>>>>>
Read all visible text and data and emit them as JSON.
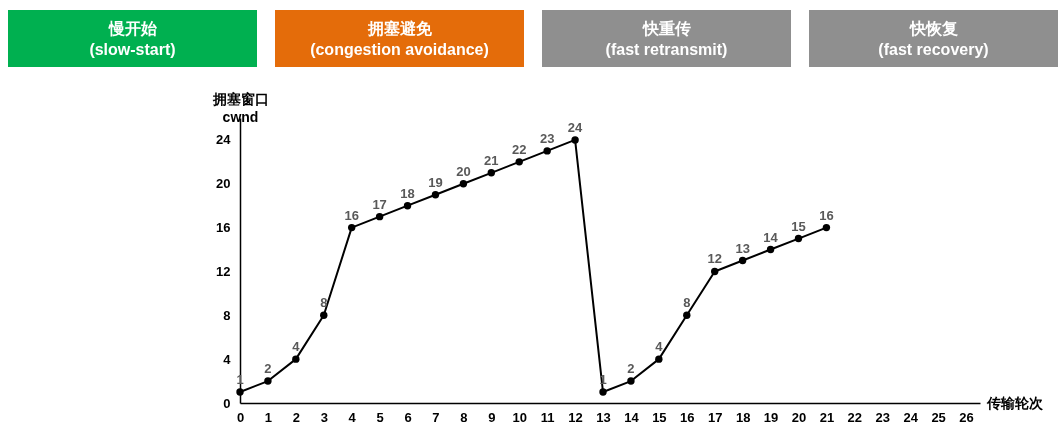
{
  "chart_data": {
    "type": "line",
    "xlabel": "传输轮次",
    "ylabel": "拥塞窗口\ncwnd",
    "x": [
      0,
      1,
      2,
      3,
      4,
      5,
      6,
      7,
      8,
      9,
      10,
      11,
      12,
      13,
      14,
      15,
      16,
      17,
      18,
      19,
      20,
      21
    ],
    "series": [
      {
        "color": "#000000",
        "values": [
          1,
          2,
          4,
          8,
          16,
          17,
          18,
          19,
          20,
          21,
          22,
          23,
          24,
          1,
          2,
          4,
          8,
          12,
          13,
          14,
          15,
          16
        ]
      }
    ],
    "xlim": [
      0,
      26.5
    ],
    "xticks": [
      0,
      1,
      2,
      3,
      4,
      5,
      6,
      7,
      8,
      9,
      10,
      11,
      12,
      13,
      14,
      15,
      16,
      17,
      18,
      19,
      20,
      21,
      22,
      23,
      24,
      25,
      26
    ],
    "ylim": [
      0,
      26
    ],
    "yticks": [
      0,
      4,
      8,
      12,
      16,
      20,
      24
    ],
    "data_labels": true,
    "marker": "circle",
    "grid": false,
    "annotations": [
      "慢开始\n(slow-start)",
      "拥塞避免\n(congestion avoidance)",
      "快重传\n(fast retransmit)",
      "快恢复\n(fast recovery)"
    ]
  }
}
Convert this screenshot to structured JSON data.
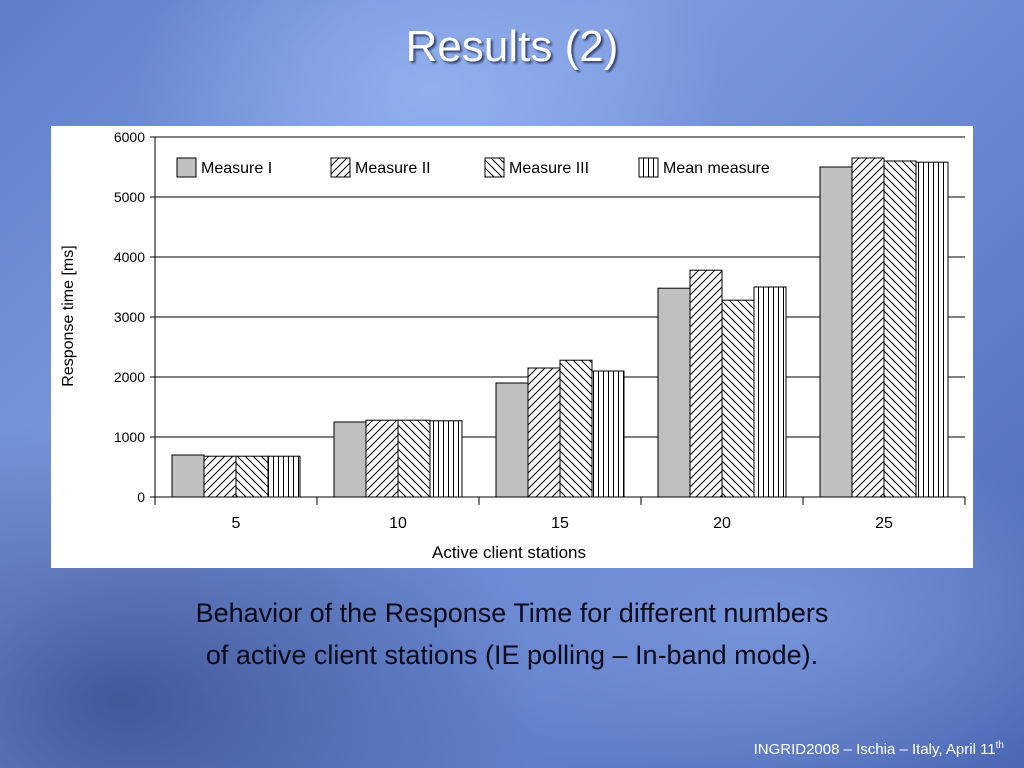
{
  "slide": {
    "title": "Results (2)",
    "caption_line1": "Behavior of the Response Time for different numbers",
    "caption_line2": "of active client stations (IE polling – In-band mode).",
    "footer_text": "INGRID2008 – Ischia – Italy, April 11",
    "footer_sup": "th"
  },
  "chart_data": {
    "type": "bar",
    "title": "",
    "xlabel": "Active client stations",
    "ylabel": "Response time [ms]",
    "categories": [
      "5",
      "10",
      "15",
      "20",
      "25"
    ],
    "ylim": [
      0,
      6000
    ],
    "yticks": [
      0,
      1000,
      2000,
      3000,
      4000,
      5000,
      6000
    ],
    "grid": true,
    "legend_position": "top",
    "series": [
      {
        "name": "Measure I",
        "pattern": "solid-gray",
        "values": [
          700,
          1250,
          1900,
          3480,
          5500
        ]
      },
      {
        "name": "Measure II",
        "pattern": "diagonal-up",
        "values": [
          680,
          1280,
          2150,
          3780,
          5650
        ]
      },
      {
        "name": "Measure III",
        "pattern": "diagonal-down",
        "values": [
          680,
          1280,
          2280,
          3280,
          5600
        ]
      },
      {
        "name": "Mean measure",
        "pattern": "vertical",
        "values": [
          680,
          1270,
          2100,
          3500,
          5580
        ]
      }
    ]
  }
}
<<<<<
◆ **WHAT THE EXERCISE ASKS**:
Give the count of lines in the records that contain "name", and no other text.

◆ **COMPLETED TASK**:
4